Task to carry out: Repeat, exactly and in full, the lines of the listing below, but without any pictures.

Extracted data:

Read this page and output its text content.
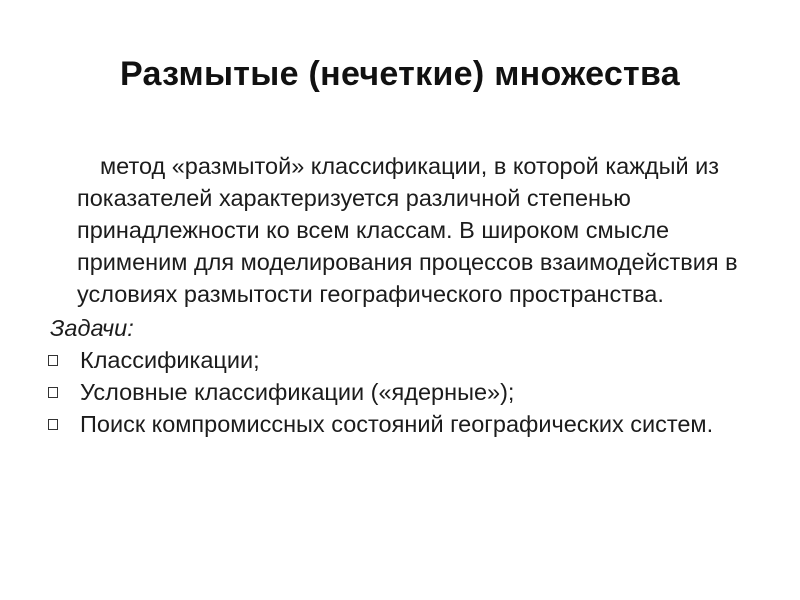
Размытые (нечеткие) множества

метод «размытой» классификации, в которой каждый из показателей характеризуется различной степенью принадлежности ко всем классам. В широком смысле применим для моделирования процессов взаимодействия в условиях размытости географического пространства.

Задачи:

Классификации;
Условные классификации («ядерные»);
Поиск компромиссных состояний географических систем.
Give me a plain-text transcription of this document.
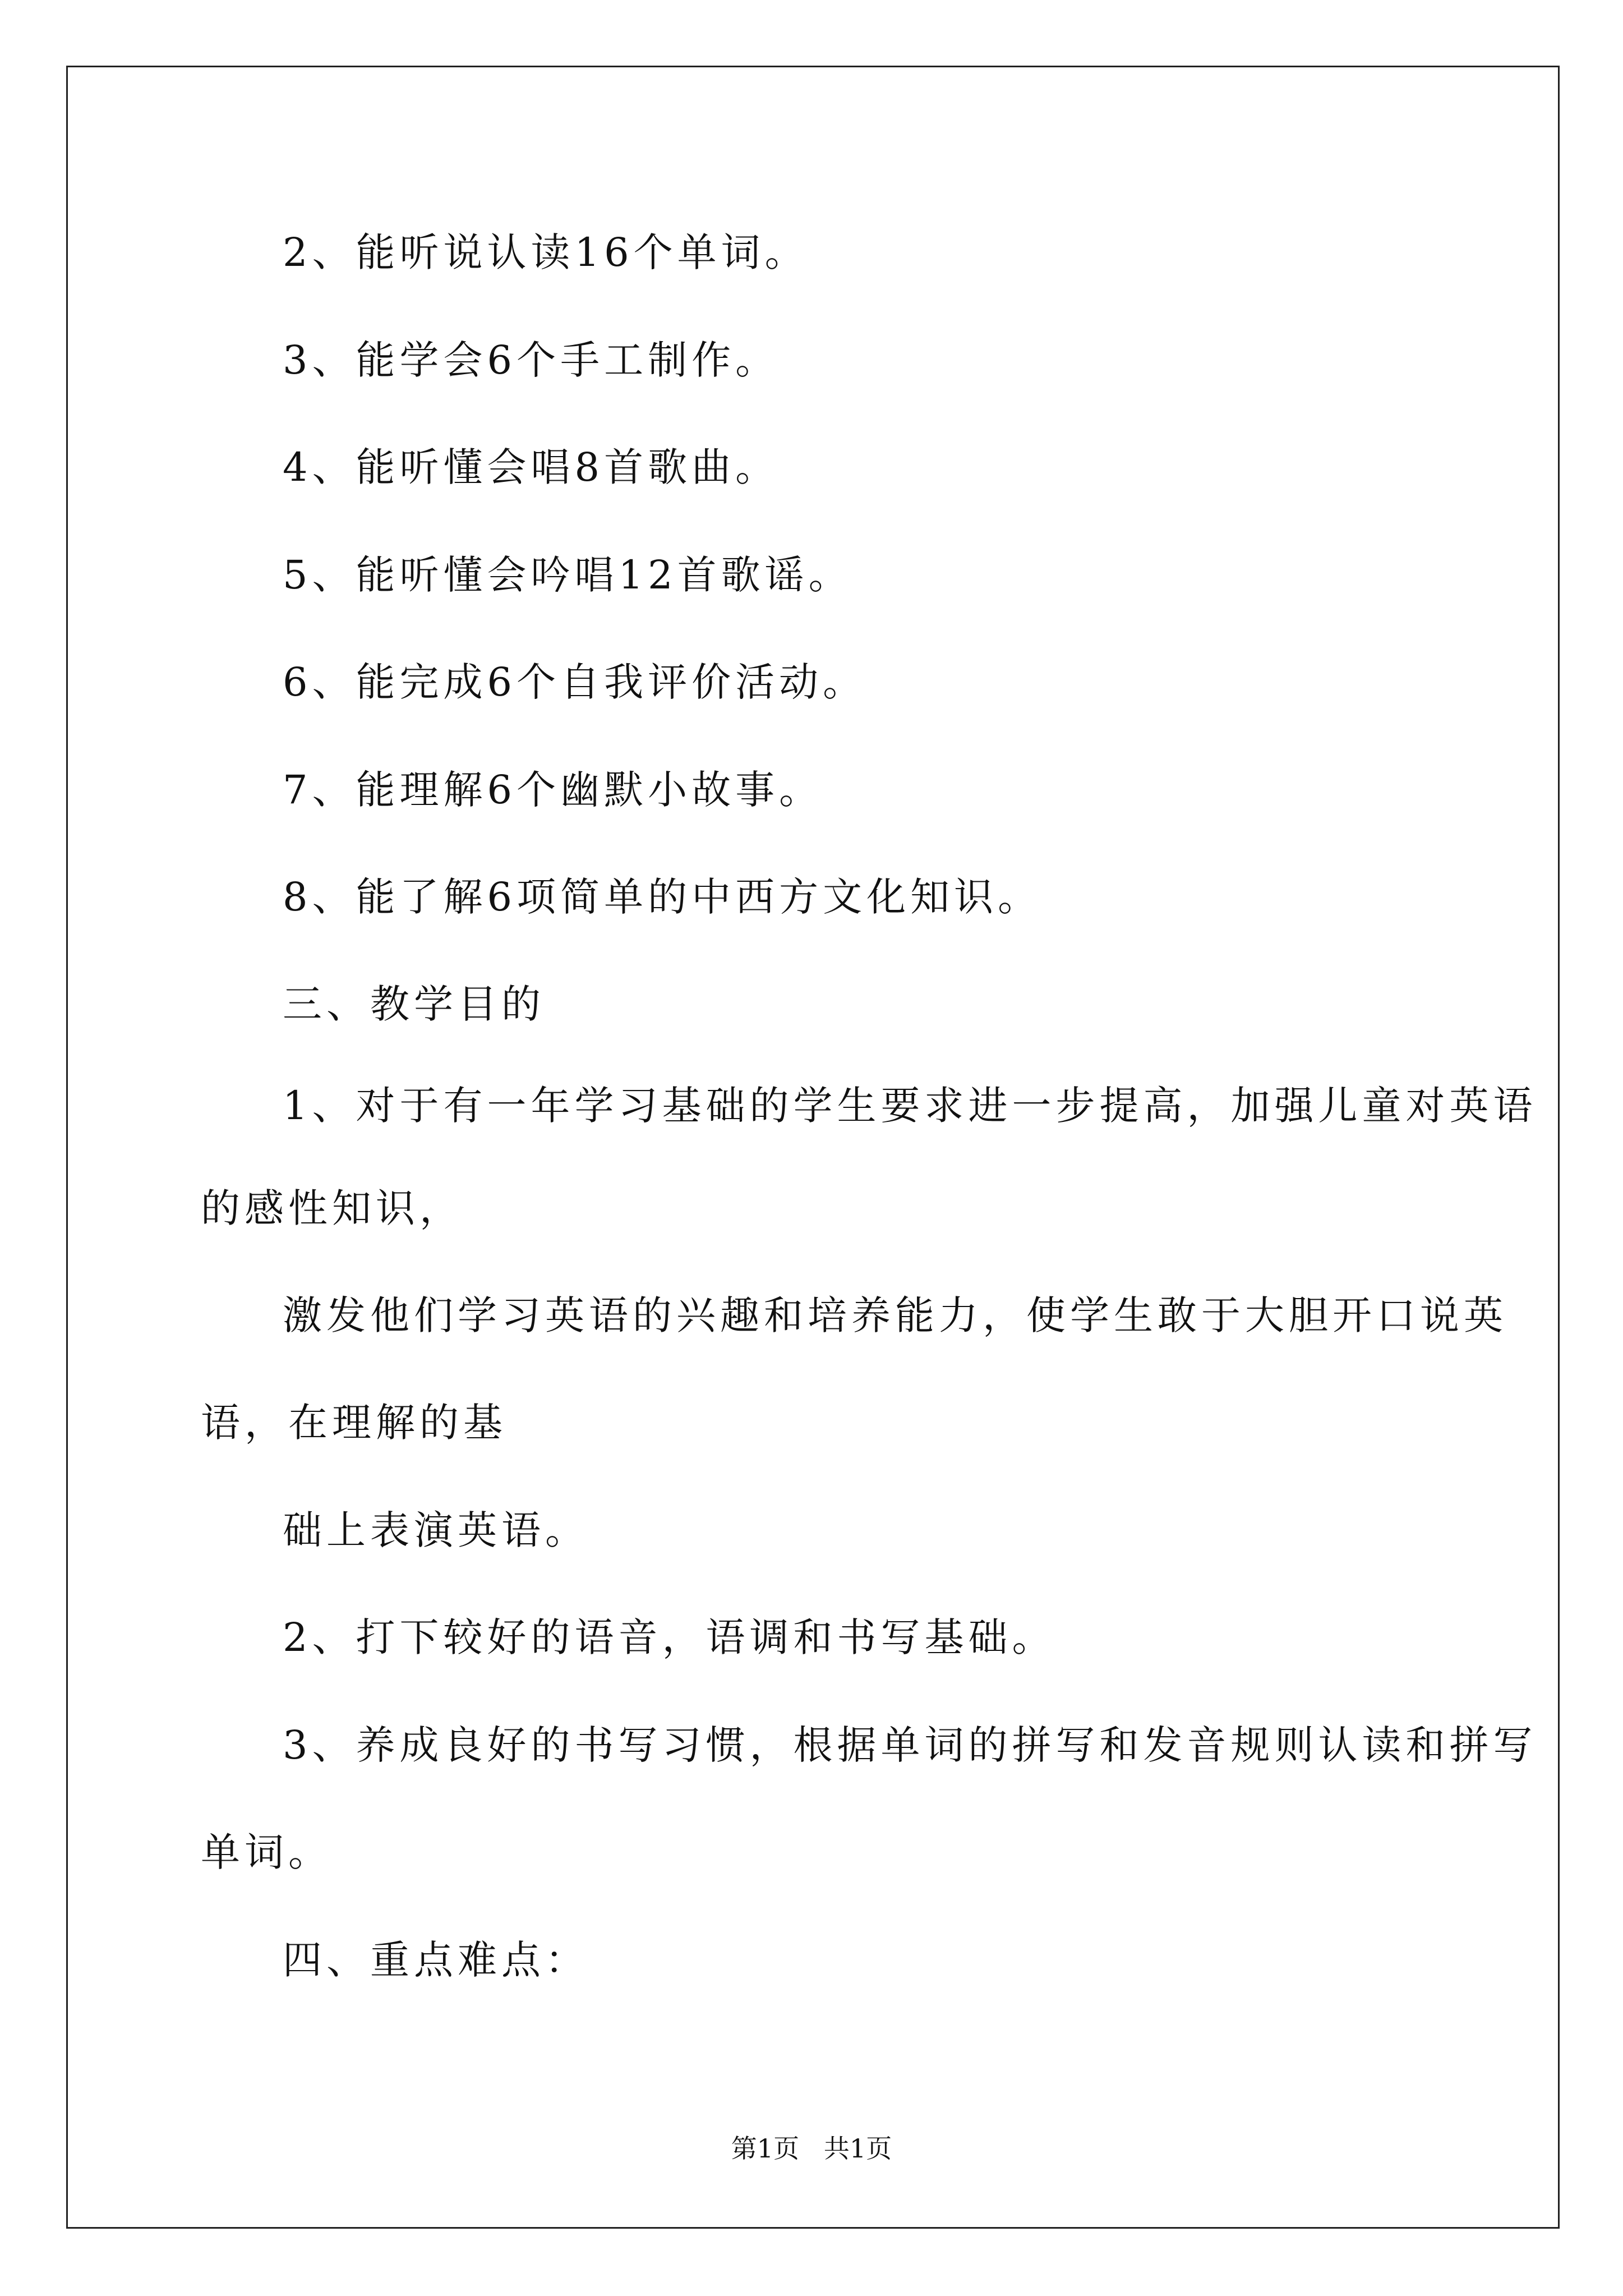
2、能听说认读16个单词。
3、能学会6个手工制作。
4、能听懂会唱8首歌曲。
5、能听懂会吟唱12首歌谣。
6、能完成6个自我评价活动。
7、能理解6个幽默小故事。
8、能了解6项简单的中西方文化知识。
三、教学目的
1、对于有一年学习基础的学生要求进一步提高，加强儿童对英语
的感性知识，
激发他们学习英语的兴趣和培养能力，使学生敢于大胆开口说英
语，在理解的基
础上表演英语。
2、打下较好的语音，语调和书写基础。
3、养成良好的书写习惯，根据单词的拼写和发音规则认读和拼写
单词。
四、重点难点：
第1页   共1页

Response to the exercise:
Read this page and output its text content.
Размытые (нечеткие) множества

метод «размытой» классификации, в которой каждый из показателей характеризуется различной степенью принадлежности ко всем классам. В широком смысле применим для моделирования процессов взаимодействия в условиях размытости географического пространства.

Задачи:

Классификации;
Условные классификации («ядерные»);
Поиск компромиссных состояний географических систем.
Give me a plain-text transcription of this document.
2、能听说认读16个单词。
3、能学会6个手工制作。
4、能听懂会唱8首歌曲。
5、能听懂会吟唱12首歌谣。
6、能完成6个自我评价活动。
7、能理解6个幽默小故事。
8、能了解6项简单的中西方文化知识。
三、教学目的
1、对于有一年学习基础的学生要求进一步提高，加强儿童对英语
的感性知识，
激发他们学习英语的兴趣和培养能力，使学生敢于大胆开口说英
语，在理解的基
础上表演英语。
2、打下较好的语音，语调和书写基础。
3、养成良好的书写习惯，根据单词的拼写和发音规则认读和拼写
单词。
四、重点难点：
第1页   共1页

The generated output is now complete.